> _THE TASKS_:
[1] Transcribe the passage on the HID standard between "Mac Computer and" and "and a mouse.", inclusive.
[2] Restate word for word the lines of the entries between the lines holding "plus-icon [1455,91,1489,125]" and "company-employment-type: Beeswax Ltd", inclusive.

> _EXCERPTED PASSAGE_:
◆ ◆ ◆
If you're an embedded systems engineer, you may want to build a product that either takes input from a human operator or delivers outputs to an operator through a human-readable interface. When such functions are to be implemented, it is common for engineers to use a special type of communication protocol known as the Human Interface Device (HID) protocol.

The HID standard specification was first proposed by Mike Van Flandern, a Microsoft employee who worked closely with the committee responsible for developing the USB standard specifications. The proposal required the establishment of a Human Input Device working group with the goal to standardize and simplify the process of installing many different kinds of computer input and output devices across an equally diverse range of machines and operating systems.

In this week's blog post, we're taking a deep look at human interface devices and the HID standard. We'll look at where the standard and specifications came from, how they are used, and the most common types of human interface devices whose operation is streamlined by the HID standard.

What is a Human Interface Device (HID)?

A human interface device can be defined as a type of computer device that ordinarily takes input from humans and gives output to humans. While the original plan for the HID specification was based on the idea of a standard for human input devices, the acronym itself was changed to human interface device as it became clear that the standard would support bi-directional communication, meaning both inputs and outputs.

Prior to the creation of the HID standard, various types of input devices were required to conform to highly specific protocols that varied by the type of device. The communication protocol for each device supported only a relatively narrow set of functions. For example, the standard protocol for a mouse supported X- and Y-axis movement and input from two buttons. This left hardware developers rather restricted in terms of what kinds of peripheral I/O device designs could be supported by computers. Manufacturers either had to overload an existing protocol with excess data, write their own customized device drivers, or conform to the existing protocol (which could stifle innovation).

The impact of the HID standard was that it removed many of the design limitations that were faced by peripherals manufacturers and enabled plug-and-play for most devices without the need to program a unique or customized driver for each new device.

How Does USB Human Interface Device (HID) Work?

The HID protocol defines two separate entities that are involved in data transfer: the host and the device. By convention, the device is the object that is in direct interface with a human operator, such as a computer mouse or a keyboard. The role of the host, then, is to receive inputs from the device and transmit outputs to the device. A human operator will be responsible for triggering device inputs and receiving device outputs. The most generic host device is a personal computer, but mobile phones, tablets, and other systems may also act as the host under the USB HID standard.

The USB HID protocol allows a human interface device to define its data packets in the form of an HID descriptor, which is then transmitted to the host. A HID descriptor is hard-coded into the device and provides the host with information about the packets that the device will send, including how many packets are supported, what the size will be, and what information will be contained in each bit or byte within packets. The host machine then parses the HID descriptor, enabling it to receive and accurately interpret packets from the device in a way that reflects the desired user input.

Mac Computer and KeyboardImage courtesy of Unsplash: The Human Interface Device (HID) standard allows users to enjoy plug-and-play functionality from almost any I/O device, starting with the basics: a keyboard and a mouse.
◆ ◆ ◆
Visual layout records
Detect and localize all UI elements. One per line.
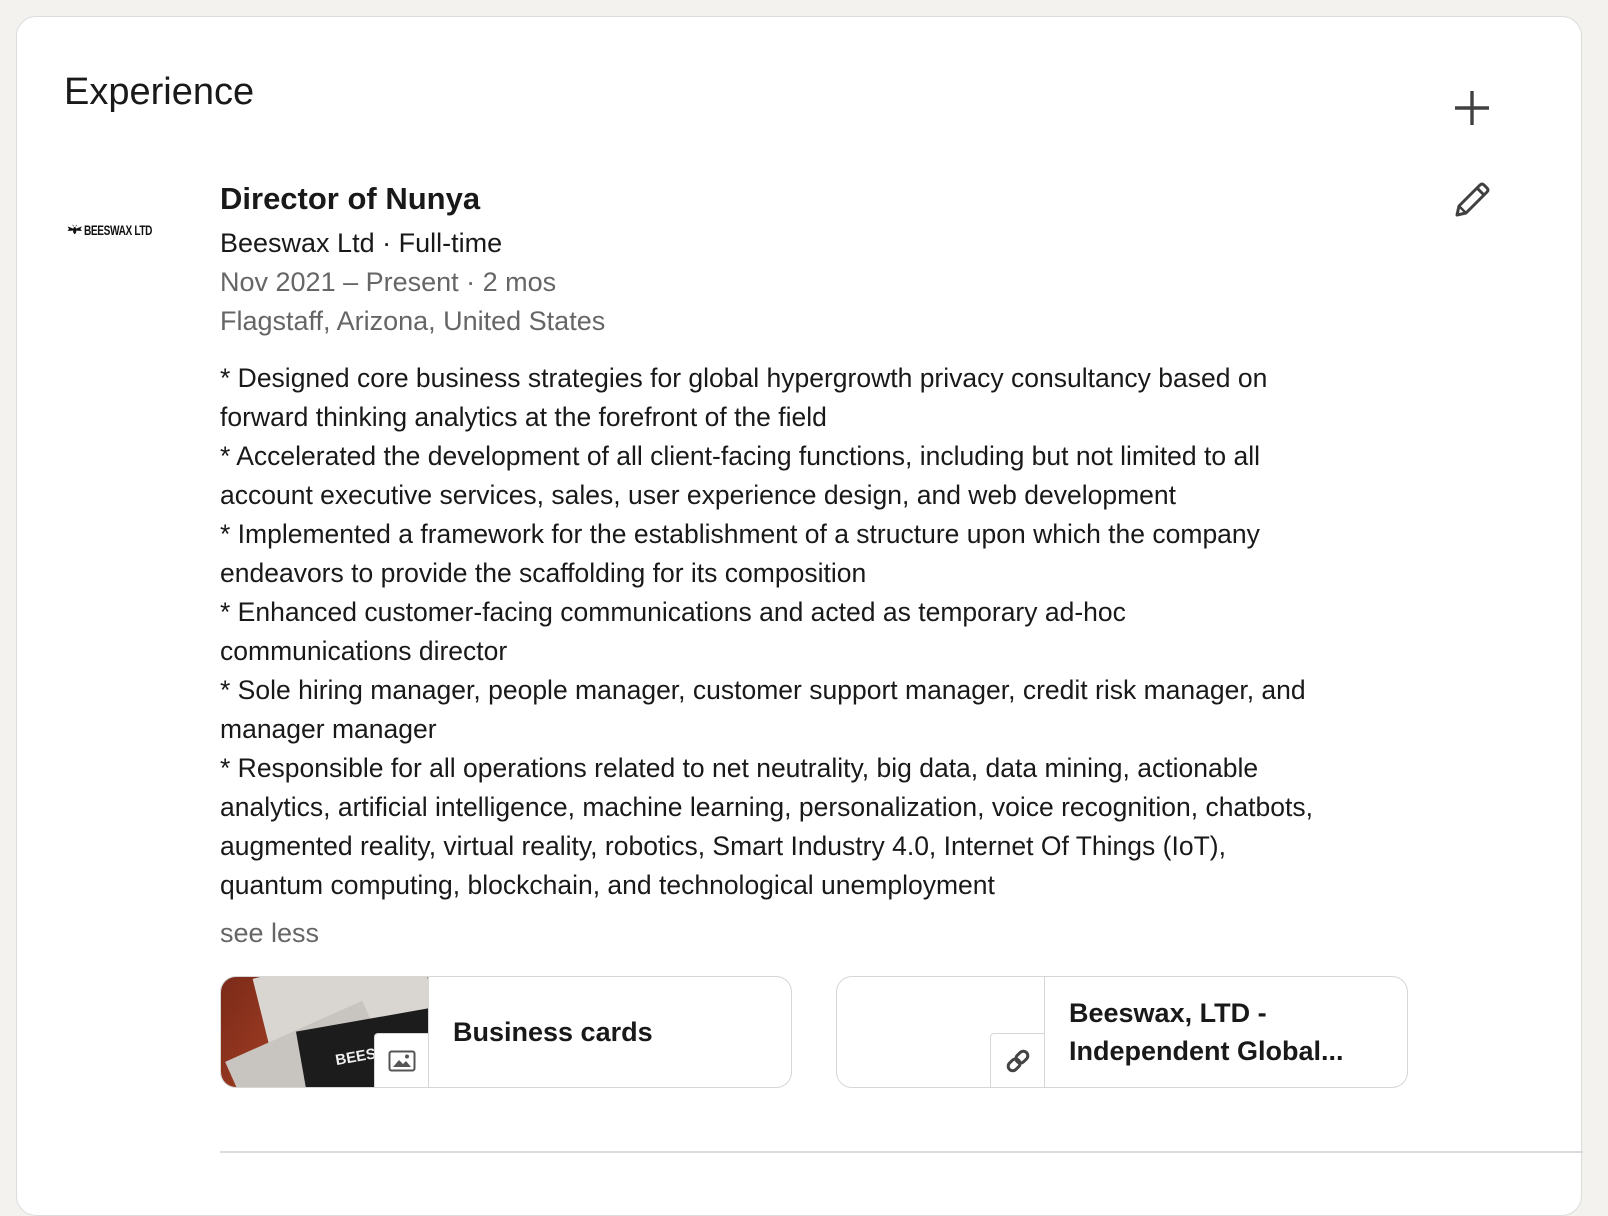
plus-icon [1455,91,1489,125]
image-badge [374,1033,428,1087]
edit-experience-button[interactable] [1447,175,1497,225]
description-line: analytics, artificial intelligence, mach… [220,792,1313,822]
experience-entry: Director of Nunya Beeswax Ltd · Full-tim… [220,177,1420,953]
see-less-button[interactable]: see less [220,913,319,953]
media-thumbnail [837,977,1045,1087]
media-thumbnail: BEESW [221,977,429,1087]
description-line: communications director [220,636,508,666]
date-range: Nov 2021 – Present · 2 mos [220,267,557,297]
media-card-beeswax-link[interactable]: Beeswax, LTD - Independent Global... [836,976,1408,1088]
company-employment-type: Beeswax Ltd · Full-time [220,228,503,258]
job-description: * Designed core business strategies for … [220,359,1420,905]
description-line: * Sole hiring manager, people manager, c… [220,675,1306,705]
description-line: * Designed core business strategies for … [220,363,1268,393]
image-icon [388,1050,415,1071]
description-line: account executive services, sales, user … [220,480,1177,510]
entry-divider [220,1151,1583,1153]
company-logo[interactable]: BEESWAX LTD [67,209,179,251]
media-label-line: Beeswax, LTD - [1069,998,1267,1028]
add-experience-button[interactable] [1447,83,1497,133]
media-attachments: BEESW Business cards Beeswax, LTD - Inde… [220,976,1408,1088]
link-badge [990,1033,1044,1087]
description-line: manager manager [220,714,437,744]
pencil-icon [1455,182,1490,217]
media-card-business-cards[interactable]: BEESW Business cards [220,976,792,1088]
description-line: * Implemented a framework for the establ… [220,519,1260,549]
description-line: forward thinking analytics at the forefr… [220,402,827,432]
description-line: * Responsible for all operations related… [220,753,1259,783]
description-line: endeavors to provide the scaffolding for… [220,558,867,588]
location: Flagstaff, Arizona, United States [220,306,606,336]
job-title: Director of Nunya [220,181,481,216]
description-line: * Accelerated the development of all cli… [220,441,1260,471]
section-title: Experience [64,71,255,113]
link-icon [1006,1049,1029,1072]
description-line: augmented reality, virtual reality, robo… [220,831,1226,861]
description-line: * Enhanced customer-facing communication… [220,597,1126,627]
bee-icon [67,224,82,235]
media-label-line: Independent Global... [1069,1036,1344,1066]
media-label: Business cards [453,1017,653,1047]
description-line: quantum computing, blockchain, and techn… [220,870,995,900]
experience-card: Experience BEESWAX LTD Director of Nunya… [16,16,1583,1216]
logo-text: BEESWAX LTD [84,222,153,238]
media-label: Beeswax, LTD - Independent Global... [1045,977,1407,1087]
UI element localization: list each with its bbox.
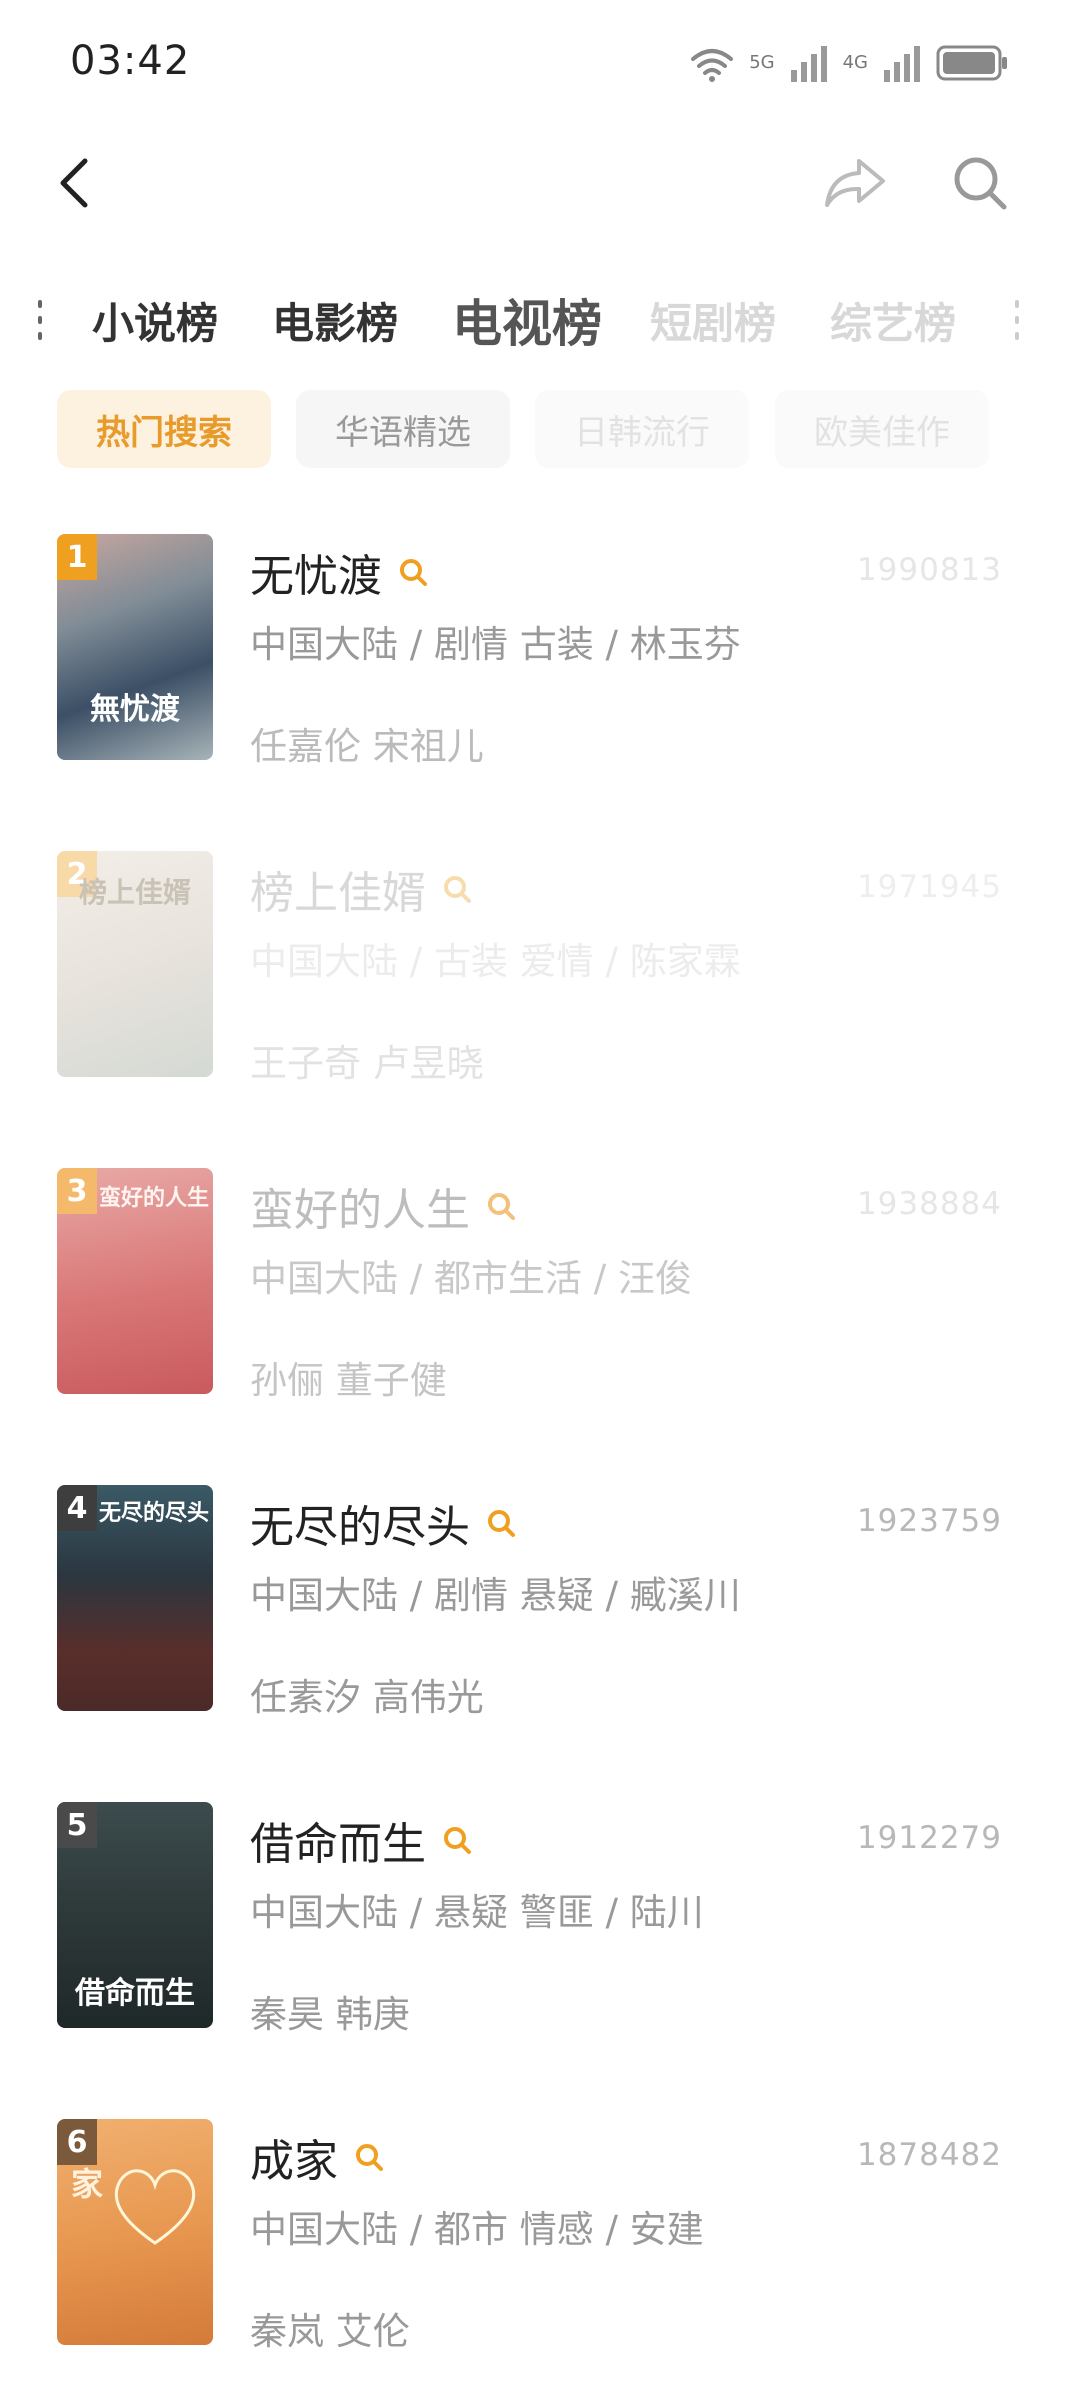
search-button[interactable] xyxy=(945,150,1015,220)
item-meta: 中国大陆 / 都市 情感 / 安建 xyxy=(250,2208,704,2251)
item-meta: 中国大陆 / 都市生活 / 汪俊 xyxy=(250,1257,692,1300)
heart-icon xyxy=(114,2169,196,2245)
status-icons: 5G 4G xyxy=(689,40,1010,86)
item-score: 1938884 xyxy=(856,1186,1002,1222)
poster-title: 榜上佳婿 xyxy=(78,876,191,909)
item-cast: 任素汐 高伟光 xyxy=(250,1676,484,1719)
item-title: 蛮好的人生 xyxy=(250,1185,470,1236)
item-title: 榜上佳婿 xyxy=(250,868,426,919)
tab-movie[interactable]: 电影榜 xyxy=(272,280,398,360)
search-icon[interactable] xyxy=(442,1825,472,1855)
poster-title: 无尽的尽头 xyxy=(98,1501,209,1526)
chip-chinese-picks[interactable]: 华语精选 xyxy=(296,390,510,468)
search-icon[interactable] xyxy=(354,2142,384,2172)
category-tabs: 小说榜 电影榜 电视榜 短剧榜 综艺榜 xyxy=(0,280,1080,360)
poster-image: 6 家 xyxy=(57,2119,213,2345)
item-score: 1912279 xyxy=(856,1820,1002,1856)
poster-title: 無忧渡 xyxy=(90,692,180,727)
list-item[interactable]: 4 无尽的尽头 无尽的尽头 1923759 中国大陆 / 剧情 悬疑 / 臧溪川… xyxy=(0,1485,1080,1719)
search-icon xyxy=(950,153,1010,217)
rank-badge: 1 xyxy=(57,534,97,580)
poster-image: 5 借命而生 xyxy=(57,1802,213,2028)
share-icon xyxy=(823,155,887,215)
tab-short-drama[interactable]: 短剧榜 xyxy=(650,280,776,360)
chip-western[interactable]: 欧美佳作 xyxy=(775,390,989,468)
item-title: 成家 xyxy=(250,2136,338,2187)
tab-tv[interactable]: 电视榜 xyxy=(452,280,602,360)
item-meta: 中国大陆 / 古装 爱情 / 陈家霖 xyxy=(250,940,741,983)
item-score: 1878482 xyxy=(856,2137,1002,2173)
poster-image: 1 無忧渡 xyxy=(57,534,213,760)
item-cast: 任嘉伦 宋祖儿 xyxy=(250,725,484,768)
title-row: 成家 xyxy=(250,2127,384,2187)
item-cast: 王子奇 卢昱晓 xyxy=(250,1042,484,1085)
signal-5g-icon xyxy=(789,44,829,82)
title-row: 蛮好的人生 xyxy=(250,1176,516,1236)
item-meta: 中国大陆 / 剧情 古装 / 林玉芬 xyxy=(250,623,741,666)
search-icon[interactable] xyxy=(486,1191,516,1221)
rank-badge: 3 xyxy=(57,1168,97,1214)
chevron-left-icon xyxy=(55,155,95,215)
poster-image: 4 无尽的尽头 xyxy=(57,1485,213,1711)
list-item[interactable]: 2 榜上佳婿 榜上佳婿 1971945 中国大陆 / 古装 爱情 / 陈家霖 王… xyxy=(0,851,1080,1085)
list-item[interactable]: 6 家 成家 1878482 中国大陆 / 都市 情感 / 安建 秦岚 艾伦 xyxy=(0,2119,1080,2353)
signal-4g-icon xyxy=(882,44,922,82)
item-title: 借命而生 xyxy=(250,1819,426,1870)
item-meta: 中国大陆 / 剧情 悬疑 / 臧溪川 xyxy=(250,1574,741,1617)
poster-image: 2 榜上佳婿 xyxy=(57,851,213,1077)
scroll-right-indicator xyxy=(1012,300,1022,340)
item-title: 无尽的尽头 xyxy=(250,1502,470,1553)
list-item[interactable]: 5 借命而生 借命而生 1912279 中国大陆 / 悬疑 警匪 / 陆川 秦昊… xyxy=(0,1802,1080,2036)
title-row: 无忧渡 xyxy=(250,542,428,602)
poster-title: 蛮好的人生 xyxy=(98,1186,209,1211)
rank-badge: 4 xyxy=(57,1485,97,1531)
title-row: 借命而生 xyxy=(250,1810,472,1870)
◆ ◆ ◆
> _WORKED SOLUTIONS_:
[1]
Mac Computer and KeyboardImage courtesy of Unsplash: The Human Interface Device (HID) standard allows users to enjoy plug-and-play functionality from almost any I/O device, starting with the basics: a keyboard and a mouse.

[2]
plus-icon [1455,91,1489,125]
image-badge [374,1033,428,1087]
edit-experience-button[interactable] [1447,175,1497,225]
description-line: analytics, artificial intelligence, mach… [220,792,1313,822]
experience-entry: Director of Nunya Beeswax Ltd · Full-tim… [220,177,1420,953]
see-less-button[interactable]: see less [220,913,319,953]
media-thumbnail [837,977,1045,1087]
media-thumbnail: BEESW [221,977,429,1087]
description-line: communications director [220,636,508,666]
date-range: Nov 2021 – Present · 2 mos [220,267,557,297]
media-card-beeswax-link[interactable]: Beeswax, LTD - Independent Global... [836,976,1408,1088]
company-employment-type: Beeswax Ltd · Full-time [220,228,503,258]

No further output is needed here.